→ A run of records
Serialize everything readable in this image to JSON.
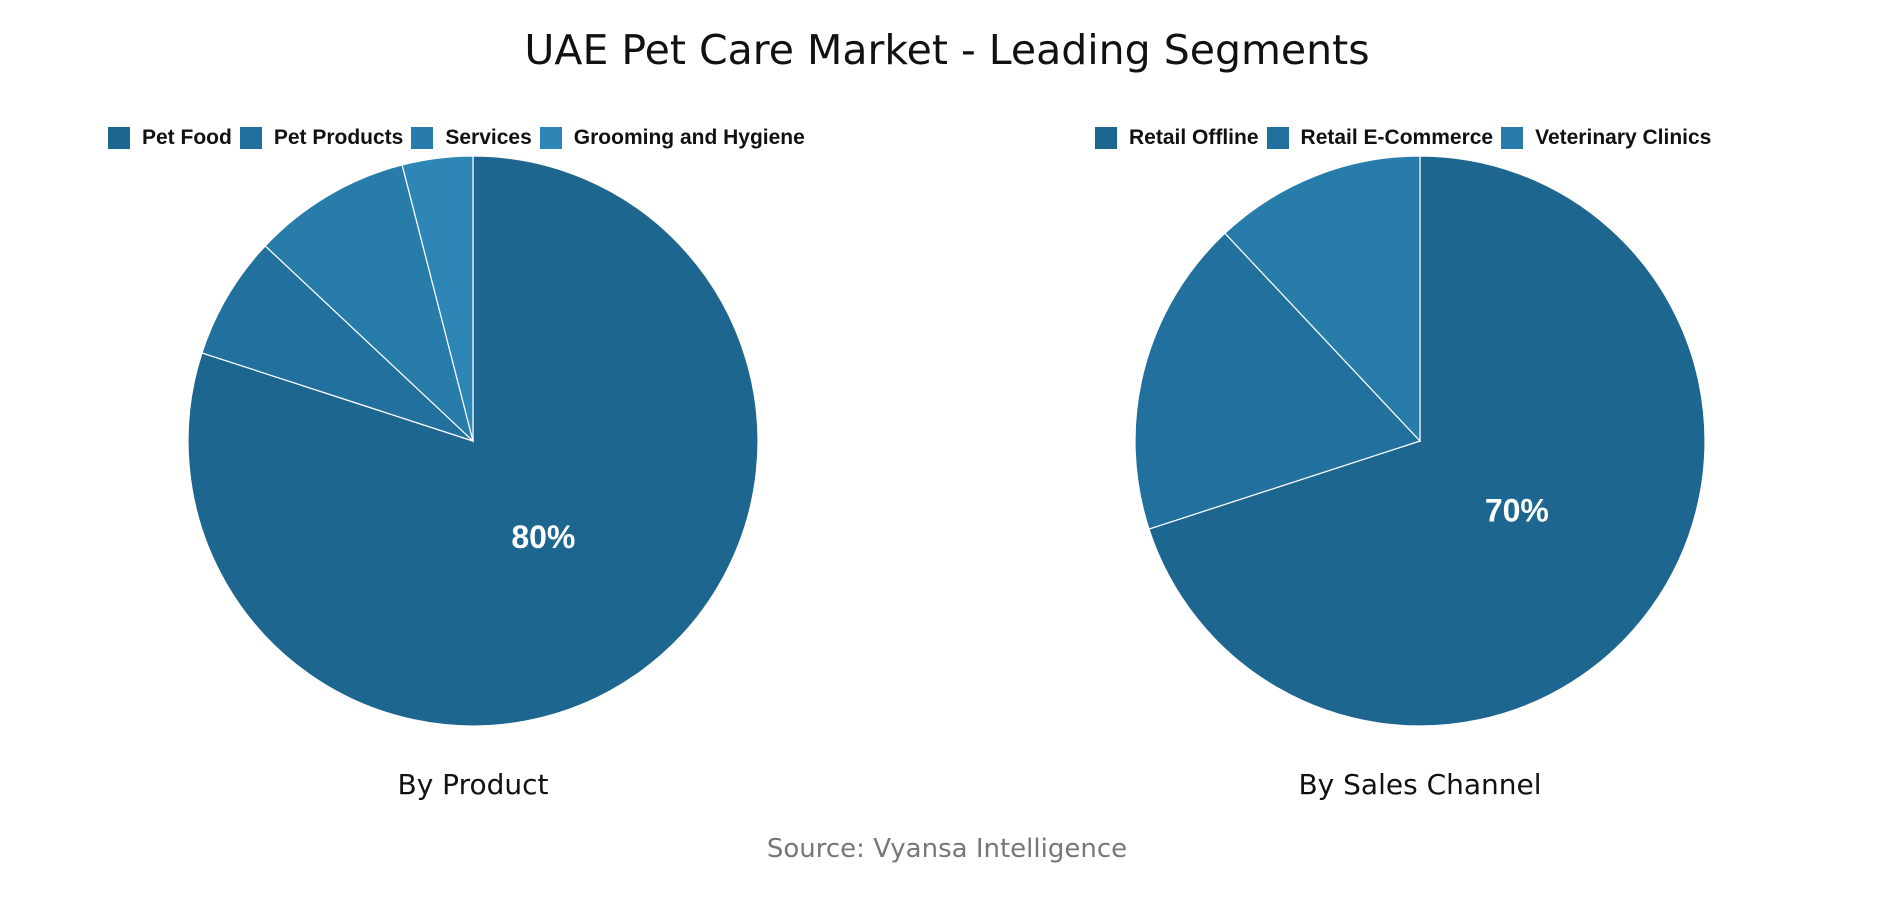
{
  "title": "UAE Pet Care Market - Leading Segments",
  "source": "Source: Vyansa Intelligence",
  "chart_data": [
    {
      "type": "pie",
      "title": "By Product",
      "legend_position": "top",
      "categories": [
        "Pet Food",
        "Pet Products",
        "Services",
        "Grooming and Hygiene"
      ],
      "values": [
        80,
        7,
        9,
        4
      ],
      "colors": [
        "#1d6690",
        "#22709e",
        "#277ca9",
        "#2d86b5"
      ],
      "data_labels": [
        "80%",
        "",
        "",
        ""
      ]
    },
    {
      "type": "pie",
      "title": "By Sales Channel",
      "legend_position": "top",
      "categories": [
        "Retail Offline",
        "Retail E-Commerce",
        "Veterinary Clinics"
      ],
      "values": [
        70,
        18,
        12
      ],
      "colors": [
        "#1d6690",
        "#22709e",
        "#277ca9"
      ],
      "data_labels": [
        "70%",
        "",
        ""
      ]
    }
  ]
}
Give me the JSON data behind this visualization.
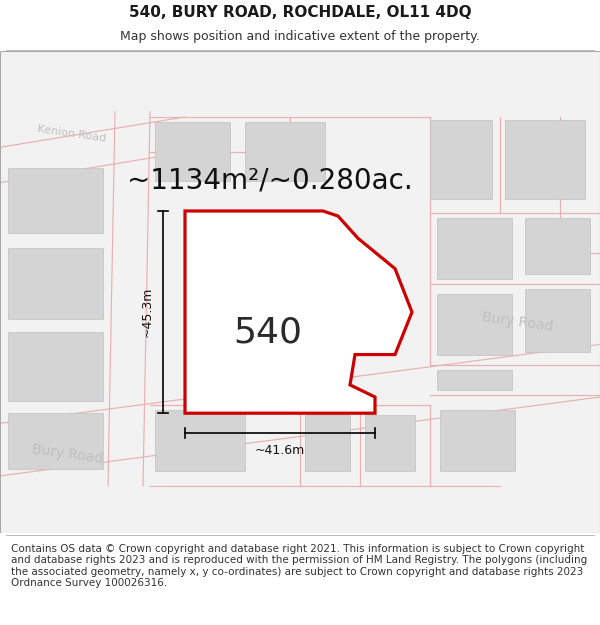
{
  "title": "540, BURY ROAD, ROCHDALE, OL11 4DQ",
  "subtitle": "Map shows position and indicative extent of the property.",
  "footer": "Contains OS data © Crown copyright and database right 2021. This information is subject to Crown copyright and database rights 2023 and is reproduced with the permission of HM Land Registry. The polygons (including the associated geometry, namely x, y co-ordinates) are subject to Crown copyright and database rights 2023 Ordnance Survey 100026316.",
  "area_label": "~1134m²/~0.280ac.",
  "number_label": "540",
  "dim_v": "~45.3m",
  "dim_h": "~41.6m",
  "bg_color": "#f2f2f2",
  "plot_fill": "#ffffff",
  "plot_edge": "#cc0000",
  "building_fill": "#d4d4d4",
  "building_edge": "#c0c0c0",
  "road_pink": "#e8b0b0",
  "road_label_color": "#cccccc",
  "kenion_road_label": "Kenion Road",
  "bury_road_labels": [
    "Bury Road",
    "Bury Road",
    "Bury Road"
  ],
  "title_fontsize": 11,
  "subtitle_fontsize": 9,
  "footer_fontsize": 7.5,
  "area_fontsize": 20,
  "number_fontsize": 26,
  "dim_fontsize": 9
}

→ Stated problem
Quote the records in their entirety, keeping the wording exact and excluding pictures.

→ Reply
Serialize everything readable in this image to JSON.
{
  "title": "UAE Pet Care Market - Leading Segments",
  "source": "Source: Vyansa Intelligence",
  "chart_data": [
    {
      "type": "pie",
      "title": "By Product",
      "legend_position": "top",
      "categories": [
        "Pet Food",
        "Pet Products",
        "Services",
        "Grooming and Hygiene"
      ],
      "values": [
        80,
        7,
        9,
        4
      ],
      "colors": [
        "#1d6690",
        "#22709e",
        "#277ca9",
        "#2d86b5"
      ],
      "data_labels": [
        "80%",
        "",
        "",
        ""
      ]
    },
    {
      "type": "pie",
      "title": "By Sales Channel",
      "legend_position": "top",
      "categories": [
        "Retail Offline",
        "Retail E-Commerce",
        "Veterinary Clinics"
      ],
      "values": [
        70,
        18,
        12
      ],
      "colors": [
        "#1d6690",
        "#22709e",
        "#277ca9"
      ],
      "data_labels": [
        "70%",
        "",
        ""
      ]
    }
  ]
}
Give me the JSON data behind this visualization.
{
  "title": "540, BURY ROAD, ROCHDALE, OL11 4DQ",
  "subtitle": "Map shows position and indicative extent of the property.",
  "footer": "Contains OS data © Crown copyright and database right 2021. This information is subject to Crown copyright and database rights 2023 and is reproduced with the permission of HM Land Registry. The polygons (including the associated geometry, namely x, y co-ordinates) are subject to Crown copyright and database rights 2023 Ordnance Survey 100026316.",
  "area_label": "~1134m²/~0.280ac.",
  "number_label": "540",
  "dim_v": "~45.3m",
  "dim_h": "~41.6m",
  "bg_color": "#f2f2f2",
  "plot_fill": "#ffffff",
  "plot_edge": "#cc0000",
  "building_fill": "#d4d4d4",
  "building_edge": "#c0c0c0",
  "road_pink": "#e8b0b0",
  "road_label_color": "#cccccc",
  "kenion_road_label": "Kenion Road",
  "bury_road_labels": [
    "Bury Road",
    "Bury Road",
    "Bury Road"
  ],
  "title_fontsize": 11,
  "subtitle_fontsize": 9,
  "footer_fontsize": 7.5,
  "area_fontsize": 20,
  "number_fontsize": 26,
  "dim_fontsize": 9
}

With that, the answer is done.